WORK TO COMPLETE: Write each line out exactly, leaving none out.

Dataset listings of figures:
#####

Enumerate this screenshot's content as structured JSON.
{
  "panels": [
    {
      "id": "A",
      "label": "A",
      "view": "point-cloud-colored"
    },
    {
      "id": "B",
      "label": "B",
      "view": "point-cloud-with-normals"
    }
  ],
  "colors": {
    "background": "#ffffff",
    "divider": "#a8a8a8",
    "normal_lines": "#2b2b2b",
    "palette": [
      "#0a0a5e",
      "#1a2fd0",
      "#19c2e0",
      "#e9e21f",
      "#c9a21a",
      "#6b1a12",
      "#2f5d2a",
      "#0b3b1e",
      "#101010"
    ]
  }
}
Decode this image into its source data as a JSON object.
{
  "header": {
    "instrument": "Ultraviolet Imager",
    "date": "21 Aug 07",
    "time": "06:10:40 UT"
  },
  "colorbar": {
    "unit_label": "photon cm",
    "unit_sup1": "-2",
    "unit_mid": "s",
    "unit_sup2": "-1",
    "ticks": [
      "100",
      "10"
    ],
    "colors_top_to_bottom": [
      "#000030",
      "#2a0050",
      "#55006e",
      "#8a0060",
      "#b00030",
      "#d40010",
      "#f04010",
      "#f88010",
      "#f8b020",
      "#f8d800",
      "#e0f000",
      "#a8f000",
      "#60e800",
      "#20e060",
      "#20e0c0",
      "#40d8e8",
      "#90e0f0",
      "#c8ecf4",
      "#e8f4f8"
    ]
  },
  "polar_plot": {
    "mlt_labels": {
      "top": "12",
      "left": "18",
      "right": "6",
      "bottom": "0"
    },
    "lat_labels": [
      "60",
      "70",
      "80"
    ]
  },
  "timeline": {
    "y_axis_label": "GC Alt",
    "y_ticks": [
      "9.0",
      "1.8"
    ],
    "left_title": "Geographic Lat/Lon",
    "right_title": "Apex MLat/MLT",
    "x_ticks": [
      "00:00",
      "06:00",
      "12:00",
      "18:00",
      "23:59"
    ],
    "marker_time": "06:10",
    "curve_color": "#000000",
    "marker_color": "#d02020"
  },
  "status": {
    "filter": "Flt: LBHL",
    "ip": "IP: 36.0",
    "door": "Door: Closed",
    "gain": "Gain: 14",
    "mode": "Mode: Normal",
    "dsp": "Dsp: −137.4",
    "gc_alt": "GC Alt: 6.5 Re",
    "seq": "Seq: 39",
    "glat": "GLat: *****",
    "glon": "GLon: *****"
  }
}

#####

THE COMPLETED TASK:
Enumerate this screenshot's content as structured JSON.
{
  "panels": [
    {
      "id": "A",
      "label": "A",
      "view": "point-cloud-colored"
    },
    {
      "id": "B",
      "label": "B",
      "view": "point-cloud-with-normals"
    }
  ],
  "colors": {
    "background": "#ffffff",
    "divider": "#a8a8a8",
    "normal_lines": "#2b2b2b",
    "palette": [
      "#0a0a5e",
      "#1a2fd0",
      "#19c2e0",
      "#e9e21f",
      "#c9a21a",
      "#6b1a12",
      "#2f5d2a",
      "#0b3b1e",
      "#101010"
    ]
  }
}
Decode this image into its source data as a JSON object.
{
  "header": {
    "instrument": "Ultraviolet Imager",
    "date": "21 Aug 07",
    "time": "06:10:40 UT"
  },
  "colorbar": {
    "unit_label": "photon cm",
    "unit_sup1": "-2",
    "unit_mid": "s",
    "unit_sup2": "-1",
    "ticks": [
      "100",
      "10"
    ],
    "colors_top_to_bottom": [
      "#000030",
      "#2a0050",
      "#55006e",
      "#8a0060",
      "#b00030",
      "#d40010",
      "#f04010",
      "#f88010",
      "#f8b020",
      "#f8d800",
      "#e0f000",
      "#a8f000",
      "#60e800",
      "#20e060",
      "#20e0c0",
      "#40d8e8",
      "#90e0f0",
      "#c8ecf4",
      "#e8f4f8"
    ]
  },
  "polar_plot": {
    "mlt_labels": {
      "top": "12",
      "left": "18",
      "right": "6",
      "bottom": "0"
    },
    "lat_labels": [
      "60",
      "70",
      "80"
    ]
  },
  "timeline": {
    "y_axis_label": "GC Alt",
    "y_ticks": [
      "9.0",
      "1.8"
    ],
    "left_title": "Geographic Lat/Lon",
    "right_title": "Apex MLat/MLT",
    "x_ticks": [
      "00:00",
      "06:00",
      "12:00",
      "18:00",
      "23:59"
    ],
    "marker_time": "06:10",
    "curve_color": "#000000",
    "marker_color": "#d02020"
  },
  "status": {
    "filter": "Flt: LBHL",
    "ip": "IP: 36.0",
    "door": "Door: Closed",
    "gain": "Gain: 14",
    "mode": "Mode: Normal",
    "dsp": "Dsp: −137.4",
    "gc_alt": "GC Alt: 6.5 Re",
    "seq": "Seq: 39",
    "glat": "GLat: *****",
    "glon": "GLon: *****"
  }
}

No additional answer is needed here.